Goal of the exercise: Gather each line of the entries below that includes "VIỆT".

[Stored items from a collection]
---+---

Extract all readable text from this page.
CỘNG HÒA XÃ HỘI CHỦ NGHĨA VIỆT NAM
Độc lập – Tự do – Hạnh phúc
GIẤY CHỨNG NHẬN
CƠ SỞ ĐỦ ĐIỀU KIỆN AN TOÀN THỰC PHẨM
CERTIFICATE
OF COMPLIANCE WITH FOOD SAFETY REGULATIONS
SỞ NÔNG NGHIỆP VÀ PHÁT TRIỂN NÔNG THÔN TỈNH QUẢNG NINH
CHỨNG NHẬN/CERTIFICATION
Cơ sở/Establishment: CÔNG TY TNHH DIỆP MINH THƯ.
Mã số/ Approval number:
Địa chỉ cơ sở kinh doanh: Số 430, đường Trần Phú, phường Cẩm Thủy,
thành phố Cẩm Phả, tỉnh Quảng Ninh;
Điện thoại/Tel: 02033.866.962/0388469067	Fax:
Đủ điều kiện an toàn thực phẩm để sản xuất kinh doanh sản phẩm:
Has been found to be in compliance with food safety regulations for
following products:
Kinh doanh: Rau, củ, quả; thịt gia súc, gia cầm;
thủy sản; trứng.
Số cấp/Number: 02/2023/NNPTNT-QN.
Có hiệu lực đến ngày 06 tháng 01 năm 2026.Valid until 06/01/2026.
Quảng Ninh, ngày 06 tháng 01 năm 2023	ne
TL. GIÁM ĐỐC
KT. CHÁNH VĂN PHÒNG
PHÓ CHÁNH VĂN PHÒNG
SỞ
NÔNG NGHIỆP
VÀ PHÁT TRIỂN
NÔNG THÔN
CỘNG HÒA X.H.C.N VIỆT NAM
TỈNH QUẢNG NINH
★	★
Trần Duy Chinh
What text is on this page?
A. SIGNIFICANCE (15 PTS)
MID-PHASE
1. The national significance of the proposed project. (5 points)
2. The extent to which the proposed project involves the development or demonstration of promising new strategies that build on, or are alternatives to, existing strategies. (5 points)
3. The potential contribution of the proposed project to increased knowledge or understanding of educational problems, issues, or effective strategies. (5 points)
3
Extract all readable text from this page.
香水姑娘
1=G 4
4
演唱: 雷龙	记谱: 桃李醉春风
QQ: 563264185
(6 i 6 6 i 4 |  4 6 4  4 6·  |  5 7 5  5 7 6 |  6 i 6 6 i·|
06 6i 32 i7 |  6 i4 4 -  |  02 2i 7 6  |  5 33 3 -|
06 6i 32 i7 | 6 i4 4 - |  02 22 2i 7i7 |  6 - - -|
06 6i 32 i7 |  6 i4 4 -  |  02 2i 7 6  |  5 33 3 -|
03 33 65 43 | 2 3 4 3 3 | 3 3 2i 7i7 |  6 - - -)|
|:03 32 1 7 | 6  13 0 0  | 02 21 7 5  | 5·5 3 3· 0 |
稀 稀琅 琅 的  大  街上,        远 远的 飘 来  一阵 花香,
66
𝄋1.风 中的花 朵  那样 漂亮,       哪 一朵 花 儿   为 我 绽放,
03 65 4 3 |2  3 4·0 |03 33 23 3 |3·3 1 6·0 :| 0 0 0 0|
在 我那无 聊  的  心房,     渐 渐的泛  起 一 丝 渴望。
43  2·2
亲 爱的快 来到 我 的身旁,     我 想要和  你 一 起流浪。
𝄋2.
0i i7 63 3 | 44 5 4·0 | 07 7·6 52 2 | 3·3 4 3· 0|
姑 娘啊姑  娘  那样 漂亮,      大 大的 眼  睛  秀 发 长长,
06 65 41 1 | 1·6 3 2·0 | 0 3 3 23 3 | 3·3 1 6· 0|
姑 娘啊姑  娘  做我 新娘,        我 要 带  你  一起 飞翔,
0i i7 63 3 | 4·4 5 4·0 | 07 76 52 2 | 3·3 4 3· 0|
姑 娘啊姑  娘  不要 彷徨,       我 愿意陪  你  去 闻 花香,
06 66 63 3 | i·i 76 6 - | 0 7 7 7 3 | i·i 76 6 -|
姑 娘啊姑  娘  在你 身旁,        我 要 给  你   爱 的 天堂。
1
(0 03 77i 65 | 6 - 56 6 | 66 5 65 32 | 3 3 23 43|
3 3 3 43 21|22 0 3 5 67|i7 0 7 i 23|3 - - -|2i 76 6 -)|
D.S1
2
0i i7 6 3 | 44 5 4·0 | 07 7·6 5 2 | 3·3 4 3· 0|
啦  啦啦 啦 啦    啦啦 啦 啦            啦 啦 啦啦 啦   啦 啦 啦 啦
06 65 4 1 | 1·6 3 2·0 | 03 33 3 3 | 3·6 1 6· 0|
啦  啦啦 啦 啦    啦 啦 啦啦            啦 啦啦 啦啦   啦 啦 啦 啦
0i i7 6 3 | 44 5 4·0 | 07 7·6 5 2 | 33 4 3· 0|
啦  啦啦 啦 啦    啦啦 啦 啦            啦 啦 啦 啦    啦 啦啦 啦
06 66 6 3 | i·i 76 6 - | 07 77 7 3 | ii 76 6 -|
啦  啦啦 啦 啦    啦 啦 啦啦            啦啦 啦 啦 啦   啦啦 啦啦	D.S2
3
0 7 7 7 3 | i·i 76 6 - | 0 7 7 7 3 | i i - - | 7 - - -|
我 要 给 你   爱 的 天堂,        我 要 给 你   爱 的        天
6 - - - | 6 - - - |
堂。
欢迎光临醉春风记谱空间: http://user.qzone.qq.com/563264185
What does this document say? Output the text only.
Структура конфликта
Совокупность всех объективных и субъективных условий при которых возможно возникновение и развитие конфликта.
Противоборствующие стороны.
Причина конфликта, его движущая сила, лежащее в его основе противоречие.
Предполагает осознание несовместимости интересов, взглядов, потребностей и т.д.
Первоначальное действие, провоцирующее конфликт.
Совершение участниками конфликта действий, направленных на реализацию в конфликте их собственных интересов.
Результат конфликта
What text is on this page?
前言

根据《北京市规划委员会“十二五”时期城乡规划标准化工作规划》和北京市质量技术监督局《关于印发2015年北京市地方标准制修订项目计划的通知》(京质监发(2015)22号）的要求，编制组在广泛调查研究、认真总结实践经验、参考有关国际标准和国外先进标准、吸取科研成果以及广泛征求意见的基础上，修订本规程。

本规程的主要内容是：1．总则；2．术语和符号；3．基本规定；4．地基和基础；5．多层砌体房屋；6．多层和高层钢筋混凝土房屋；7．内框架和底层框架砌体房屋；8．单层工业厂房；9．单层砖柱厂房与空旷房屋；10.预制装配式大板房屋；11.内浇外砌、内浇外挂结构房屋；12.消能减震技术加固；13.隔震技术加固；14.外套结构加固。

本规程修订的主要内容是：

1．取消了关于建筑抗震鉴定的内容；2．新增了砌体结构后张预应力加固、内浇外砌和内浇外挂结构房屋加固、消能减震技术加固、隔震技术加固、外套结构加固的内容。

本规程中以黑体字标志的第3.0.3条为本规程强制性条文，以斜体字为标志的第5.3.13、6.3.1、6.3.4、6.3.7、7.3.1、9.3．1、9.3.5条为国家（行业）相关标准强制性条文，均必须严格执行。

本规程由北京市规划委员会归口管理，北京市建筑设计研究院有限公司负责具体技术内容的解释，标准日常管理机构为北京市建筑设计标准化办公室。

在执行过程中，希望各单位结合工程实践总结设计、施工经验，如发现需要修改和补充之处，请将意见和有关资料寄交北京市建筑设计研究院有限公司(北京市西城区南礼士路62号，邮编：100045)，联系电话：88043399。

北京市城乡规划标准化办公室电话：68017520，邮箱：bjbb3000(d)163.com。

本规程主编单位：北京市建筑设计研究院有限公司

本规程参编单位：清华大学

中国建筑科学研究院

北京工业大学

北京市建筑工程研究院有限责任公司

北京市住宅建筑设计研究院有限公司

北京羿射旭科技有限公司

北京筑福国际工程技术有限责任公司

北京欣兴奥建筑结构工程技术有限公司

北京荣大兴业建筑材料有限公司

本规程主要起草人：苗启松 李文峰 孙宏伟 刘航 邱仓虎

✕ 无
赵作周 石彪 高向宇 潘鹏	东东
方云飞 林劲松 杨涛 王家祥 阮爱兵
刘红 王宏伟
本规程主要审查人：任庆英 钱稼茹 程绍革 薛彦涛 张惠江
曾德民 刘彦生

---+---

Exercise response:
CỘNG HÒA XÃ HỘI CHỦ NGHĨA VIỆT NAM
CỘNG HÒA X.H.C.N VIỆT NAM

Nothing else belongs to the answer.